=== Problem description ===
Quote the data word for word, from its first line through the line containing "- y-axis-label: Precio", and include both of those lines.

=== Material shown ===
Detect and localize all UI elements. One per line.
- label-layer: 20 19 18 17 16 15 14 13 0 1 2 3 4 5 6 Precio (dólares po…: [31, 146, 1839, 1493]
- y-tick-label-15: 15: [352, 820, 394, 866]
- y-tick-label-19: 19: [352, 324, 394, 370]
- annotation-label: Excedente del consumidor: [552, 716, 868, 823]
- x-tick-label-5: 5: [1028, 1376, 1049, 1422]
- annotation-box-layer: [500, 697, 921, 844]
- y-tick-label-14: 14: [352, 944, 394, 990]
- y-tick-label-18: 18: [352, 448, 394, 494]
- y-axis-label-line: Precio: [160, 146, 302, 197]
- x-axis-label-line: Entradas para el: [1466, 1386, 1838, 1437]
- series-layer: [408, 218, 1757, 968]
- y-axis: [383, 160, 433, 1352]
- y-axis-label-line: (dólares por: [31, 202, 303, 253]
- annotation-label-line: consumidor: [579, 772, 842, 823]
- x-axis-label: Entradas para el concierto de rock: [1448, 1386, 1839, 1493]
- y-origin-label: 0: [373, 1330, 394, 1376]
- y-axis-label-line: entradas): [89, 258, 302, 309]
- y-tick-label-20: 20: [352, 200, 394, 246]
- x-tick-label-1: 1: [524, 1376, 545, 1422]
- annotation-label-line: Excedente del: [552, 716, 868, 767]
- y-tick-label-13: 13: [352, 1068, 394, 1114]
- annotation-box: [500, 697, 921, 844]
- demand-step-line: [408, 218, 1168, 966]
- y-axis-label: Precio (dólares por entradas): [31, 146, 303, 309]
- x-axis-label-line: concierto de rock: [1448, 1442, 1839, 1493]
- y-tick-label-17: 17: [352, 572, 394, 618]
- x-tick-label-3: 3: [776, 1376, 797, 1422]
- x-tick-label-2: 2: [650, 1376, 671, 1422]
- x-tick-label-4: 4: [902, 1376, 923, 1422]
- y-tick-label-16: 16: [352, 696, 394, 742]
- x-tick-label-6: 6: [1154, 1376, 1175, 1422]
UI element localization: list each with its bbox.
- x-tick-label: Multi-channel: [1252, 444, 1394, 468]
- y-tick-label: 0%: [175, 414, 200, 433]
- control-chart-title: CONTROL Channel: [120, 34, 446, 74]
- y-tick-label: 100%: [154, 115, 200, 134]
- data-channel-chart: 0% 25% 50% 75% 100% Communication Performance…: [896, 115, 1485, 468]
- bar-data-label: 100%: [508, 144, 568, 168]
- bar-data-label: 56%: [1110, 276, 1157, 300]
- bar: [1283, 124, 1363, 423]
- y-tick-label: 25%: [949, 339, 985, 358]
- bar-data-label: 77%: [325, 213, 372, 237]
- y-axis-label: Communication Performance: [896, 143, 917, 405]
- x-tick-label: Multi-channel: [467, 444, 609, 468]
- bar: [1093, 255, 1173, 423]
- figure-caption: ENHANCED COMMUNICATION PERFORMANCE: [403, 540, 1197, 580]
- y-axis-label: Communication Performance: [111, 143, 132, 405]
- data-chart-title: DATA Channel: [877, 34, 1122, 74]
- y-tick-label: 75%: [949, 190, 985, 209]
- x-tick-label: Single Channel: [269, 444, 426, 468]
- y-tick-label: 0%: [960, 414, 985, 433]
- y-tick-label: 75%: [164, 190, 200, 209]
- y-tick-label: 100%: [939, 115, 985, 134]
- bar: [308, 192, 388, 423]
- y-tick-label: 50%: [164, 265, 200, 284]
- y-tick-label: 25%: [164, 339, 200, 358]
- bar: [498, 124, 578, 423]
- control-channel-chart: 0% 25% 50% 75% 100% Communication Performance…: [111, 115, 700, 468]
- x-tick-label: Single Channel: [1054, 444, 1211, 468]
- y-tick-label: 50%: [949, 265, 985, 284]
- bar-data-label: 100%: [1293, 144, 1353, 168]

=== Task result ===
Detect and localize all UI elements. One per line.
- label-layer: 20 19 18 17 16 15 14 13 0 1 2 3 4 5 6 Precio (dólares po…: [31, 146, 1839, 1493]
- y-tick-label-15: 15: [352, 820, 394, 866]
- y-tick-label-19: 19: [352, 324, 394, 370]
- annotation-label: Excedente del consumidor: [552, 716, 868, 823]
- x-tick-label-5: 5: [1028, 1376, 1049, 1422]
- annotation-box-layer: [500, 697, 921, 844]
- y-tick-label-14: 14: [352, 944, 394, 990]
- y-tick-label-18: 18: [352, 448, 394, 494]
- y-axis-label-line: Precio: [160, 146, 302, 197]
- x-axis-label-line: Entradas para el: [1466, 1386, 1838, 1437]
- series-layer: [408, 218, 1757, 968]
- y-axis: [383, 160, 433, 1352]
- y-axis-label-line: (dólares por: [31, 202, 303, 253]
- annotation-label-line: consumidor: [579, 772, 842, 823]
- x-axis-label: Entradas para el concierto de rock: [1448, 1386, 1839, 1493]
- y-origin-label: 0: [373, 1330, 394, 1376]
- y-axis-label-line: entradas): [89, 258, 302, 309]
- y-tick-label-20: 20: [352, 200, 394, 246]
- x-tick-label-1: 1: [524, 1376, 545, 1422]
- annotation-label-line: Excedente del: [552, 716, 868, 767]
- y-tick-label-13: 13: [352, 1068, 394, 1114]
- annotation-box: [500, 697, 921, 844]
- demand-step-line: [408, 218, 1168, 966]
- y-axis-label: Precio (dólares por entradas): [31, 146, 303, 309]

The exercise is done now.